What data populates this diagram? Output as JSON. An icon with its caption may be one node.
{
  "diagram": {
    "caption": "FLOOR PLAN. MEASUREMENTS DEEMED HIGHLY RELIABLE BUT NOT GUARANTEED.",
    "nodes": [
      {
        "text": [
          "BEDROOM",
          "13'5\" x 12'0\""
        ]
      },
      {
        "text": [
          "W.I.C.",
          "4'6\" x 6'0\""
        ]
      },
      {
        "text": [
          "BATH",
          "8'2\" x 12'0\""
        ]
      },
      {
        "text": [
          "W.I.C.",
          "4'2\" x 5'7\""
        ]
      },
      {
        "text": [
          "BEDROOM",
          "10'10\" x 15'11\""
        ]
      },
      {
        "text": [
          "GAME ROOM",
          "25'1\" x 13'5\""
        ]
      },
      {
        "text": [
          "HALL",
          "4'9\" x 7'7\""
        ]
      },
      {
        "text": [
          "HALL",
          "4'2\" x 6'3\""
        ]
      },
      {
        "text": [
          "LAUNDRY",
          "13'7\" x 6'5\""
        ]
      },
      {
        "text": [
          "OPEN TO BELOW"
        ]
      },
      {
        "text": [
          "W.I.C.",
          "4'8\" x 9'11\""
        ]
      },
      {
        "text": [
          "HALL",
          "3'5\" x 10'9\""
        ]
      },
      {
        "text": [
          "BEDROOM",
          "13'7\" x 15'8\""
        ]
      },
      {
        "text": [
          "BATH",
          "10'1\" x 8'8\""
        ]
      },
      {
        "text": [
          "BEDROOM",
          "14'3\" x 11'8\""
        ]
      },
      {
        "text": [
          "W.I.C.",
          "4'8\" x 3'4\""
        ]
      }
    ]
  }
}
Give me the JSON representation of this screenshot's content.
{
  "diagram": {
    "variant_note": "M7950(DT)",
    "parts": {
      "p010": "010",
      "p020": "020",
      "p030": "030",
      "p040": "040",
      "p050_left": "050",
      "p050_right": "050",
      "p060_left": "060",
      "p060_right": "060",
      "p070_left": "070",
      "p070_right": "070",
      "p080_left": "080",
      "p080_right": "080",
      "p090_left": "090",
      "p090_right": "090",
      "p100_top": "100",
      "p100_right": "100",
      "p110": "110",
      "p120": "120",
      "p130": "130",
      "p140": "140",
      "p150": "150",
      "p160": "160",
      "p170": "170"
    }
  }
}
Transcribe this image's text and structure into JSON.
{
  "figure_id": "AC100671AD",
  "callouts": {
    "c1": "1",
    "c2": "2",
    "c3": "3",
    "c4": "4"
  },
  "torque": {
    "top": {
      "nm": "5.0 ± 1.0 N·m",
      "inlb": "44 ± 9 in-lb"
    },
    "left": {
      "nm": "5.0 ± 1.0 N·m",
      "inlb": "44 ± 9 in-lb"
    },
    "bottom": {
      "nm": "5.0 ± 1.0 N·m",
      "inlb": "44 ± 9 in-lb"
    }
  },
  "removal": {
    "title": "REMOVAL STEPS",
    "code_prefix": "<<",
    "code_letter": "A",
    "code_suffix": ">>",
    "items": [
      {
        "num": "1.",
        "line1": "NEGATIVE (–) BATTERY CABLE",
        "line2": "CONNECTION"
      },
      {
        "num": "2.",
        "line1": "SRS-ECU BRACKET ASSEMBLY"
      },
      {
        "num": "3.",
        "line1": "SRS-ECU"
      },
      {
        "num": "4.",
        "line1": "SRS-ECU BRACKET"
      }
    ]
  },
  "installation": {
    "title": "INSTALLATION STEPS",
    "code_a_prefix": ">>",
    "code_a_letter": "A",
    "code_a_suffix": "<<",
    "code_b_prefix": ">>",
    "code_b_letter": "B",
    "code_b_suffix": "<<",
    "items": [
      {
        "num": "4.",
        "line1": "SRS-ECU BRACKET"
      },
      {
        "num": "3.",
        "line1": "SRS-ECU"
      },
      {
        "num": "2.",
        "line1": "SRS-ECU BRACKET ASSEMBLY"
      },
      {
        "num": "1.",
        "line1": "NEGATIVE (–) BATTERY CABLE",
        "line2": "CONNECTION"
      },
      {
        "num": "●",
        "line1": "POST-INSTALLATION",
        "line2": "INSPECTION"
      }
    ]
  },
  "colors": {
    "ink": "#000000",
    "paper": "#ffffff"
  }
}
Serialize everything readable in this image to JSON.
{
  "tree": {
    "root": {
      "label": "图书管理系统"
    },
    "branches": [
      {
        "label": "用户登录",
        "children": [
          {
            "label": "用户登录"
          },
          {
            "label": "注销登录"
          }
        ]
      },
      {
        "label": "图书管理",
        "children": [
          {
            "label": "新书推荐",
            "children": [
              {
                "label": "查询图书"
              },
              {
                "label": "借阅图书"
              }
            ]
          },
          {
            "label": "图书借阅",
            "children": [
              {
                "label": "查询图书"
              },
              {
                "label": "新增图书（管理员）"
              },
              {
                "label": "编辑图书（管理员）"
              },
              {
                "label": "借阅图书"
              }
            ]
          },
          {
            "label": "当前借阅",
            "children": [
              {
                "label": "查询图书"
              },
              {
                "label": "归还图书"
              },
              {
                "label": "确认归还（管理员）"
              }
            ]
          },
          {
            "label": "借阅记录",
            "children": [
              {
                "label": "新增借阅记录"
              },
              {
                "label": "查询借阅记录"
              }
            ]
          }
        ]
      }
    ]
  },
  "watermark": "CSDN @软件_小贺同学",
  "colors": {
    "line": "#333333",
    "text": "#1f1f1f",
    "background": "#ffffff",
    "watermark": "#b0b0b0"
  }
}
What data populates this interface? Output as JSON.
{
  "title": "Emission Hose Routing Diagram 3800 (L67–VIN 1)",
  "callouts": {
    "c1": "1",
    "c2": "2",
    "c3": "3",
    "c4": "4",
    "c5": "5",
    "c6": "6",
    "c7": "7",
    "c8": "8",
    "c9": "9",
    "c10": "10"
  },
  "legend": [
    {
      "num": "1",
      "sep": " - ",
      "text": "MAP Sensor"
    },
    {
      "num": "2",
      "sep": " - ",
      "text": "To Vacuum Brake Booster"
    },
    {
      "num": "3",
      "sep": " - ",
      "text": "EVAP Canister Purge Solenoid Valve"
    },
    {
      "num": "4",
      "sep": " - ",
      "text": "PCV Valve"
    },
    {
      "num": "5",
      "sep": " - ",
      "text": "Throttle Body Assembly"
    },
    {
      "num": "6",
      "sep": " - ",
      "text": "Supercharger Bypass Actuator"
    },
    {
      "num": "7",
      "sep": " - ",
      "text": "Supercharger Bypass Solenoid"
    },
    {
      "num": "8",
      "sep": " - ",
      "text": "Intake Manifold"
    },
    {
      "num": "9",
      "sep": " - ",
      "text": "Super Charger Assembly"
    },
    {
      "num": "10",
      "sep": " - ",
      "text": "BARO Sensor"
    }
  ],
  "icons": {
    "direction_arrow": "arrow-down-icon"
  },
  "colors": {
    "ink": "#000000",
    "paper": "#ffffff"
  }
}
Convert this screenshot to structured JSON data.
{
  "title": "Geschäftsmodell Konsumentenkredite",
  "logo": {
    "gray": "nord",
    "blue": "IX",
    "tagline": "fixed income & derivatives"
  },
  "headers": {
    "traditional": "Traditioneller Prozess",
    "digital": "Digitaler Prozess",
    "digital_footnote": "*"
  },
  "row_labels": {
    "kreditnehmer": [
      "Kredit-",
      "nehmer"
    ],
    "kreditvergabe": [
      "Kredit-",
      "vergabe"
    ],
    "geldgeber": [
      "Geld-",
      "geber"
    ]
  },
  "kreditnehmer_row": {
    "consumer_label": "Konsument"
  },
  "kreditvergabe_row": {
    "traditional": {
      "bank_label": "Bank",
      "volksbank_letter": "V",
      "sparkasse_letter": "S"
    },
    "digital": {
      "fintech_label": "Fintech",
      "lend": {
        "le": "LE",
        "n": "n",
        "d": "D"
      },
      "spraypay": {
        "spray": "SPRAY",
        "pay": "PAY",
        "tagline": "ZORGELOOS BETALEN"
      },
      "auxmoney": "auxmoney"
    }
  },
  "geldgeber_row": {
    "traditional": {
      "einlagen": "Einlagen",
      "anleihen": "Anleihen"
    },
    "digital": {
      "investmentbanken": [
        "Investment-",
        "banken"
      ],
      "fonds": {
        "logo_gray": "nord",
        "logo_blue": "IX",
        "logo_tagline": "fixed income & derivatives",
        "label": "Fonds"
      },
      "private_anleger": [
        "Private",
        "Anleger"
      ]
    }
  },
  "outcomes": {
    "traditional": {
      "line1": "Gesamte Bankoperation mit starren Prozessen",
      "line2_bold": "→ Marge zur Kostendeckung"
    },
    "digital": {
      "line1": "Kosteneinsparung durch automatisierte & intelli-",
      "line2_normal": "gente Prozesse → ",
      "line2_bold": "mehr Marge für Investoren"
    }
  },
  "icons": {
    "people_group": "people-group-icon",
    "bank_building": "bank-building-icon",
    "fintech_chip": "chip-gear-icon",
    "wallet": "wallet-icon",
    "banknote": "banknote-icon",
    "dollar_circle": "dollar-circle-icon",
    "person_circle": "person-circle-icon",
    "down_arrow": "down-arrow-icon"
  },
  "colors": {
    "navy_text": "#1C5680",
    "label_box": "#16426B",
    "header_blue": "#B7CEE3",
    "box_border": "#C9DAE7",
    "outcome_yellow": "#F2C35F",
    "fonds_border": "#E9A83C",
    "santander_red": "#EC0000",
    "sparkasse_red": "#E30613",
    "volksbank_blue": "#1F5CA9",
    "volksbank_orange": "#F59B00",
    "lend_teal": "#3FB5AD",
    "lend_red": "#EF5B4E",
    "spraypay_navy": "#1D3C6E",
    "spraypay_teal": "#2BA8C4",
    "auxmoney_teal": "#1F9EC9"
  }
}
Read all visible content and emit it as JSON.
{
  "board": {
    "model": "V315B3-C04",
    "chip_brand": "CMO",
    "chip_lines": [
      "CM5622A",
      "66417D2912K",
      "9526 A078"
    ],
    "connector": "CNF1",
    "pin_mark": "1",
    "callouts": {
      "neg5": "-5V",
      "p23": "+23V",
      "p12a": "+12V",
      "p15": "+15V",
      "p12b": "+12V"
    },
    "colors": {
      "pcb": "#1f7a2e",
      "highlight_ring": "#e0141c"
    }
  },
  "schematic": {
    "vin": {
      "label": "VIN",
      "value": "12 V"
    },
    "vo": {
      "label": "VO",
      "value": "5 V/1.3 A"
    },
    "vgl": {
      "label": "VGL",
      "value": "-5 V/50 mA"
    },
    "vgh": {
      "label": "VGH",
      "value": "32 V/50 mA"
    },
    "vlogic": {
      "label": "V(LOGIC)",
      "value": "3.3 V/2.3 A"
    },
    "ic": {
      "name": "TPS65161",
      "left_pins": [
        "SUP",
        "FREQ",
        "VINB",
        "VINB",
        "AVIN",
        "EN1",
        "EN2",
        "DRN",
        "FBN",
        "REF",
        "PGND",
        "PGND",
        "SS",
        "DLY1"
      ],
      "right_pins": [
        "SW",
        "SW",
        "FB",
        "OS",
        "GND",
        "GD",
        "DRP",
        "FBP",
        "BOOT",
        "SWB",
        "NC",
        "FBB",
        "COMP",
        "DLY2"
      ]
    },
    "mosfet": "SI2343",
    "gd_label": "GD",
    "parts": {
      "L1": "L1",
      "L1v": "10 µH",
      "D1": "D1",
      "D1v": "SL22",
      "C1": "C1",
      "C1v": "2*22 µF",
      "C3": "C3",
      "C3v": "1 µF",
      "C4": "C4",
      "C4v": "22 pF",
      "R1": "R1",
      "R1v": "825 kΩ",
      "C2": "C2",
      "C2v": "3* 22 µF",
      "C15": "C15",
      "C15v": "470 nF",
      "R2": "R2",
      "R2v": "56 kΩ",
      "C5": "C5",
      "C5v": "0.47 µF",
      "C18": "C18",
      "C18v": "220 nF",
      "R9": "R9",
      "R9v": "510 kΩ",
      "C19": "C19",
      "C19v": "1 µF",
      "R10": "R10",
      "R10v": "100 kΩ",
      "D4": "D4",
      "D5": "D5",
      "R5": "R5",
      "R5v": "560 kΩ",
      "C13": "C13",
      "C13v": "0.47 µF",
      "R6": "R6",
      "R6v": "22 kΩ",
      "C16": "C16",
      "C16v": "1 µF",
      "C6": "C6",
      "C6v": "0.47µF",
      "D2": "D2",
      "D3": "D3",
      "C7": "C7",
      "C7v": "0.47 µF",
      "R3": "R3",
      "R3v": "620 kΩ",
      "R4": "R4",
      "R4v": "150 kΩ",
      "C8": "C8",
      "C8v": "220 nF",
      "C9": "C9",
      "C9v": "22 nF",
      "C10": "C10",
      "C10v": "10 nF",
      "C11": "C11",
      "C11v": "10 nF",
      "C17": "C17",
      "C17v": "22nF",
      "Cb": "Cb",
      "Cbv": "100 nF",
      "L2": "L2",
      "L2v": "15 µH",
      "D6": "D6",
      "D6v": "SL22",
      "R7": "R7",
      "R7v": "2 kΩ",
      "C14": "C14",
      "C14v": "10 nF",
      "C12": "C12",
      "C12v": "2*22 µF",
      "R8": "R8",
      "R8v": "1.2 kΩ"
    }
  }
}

● ● ● ● ● ● ●

The problem = Look over the listing. Pull out every line with the string "down" in it.

Answer to this problem =
    "direction_arrow": "arrow-down-icon"
    "down_arrow": "down-arrow-icon"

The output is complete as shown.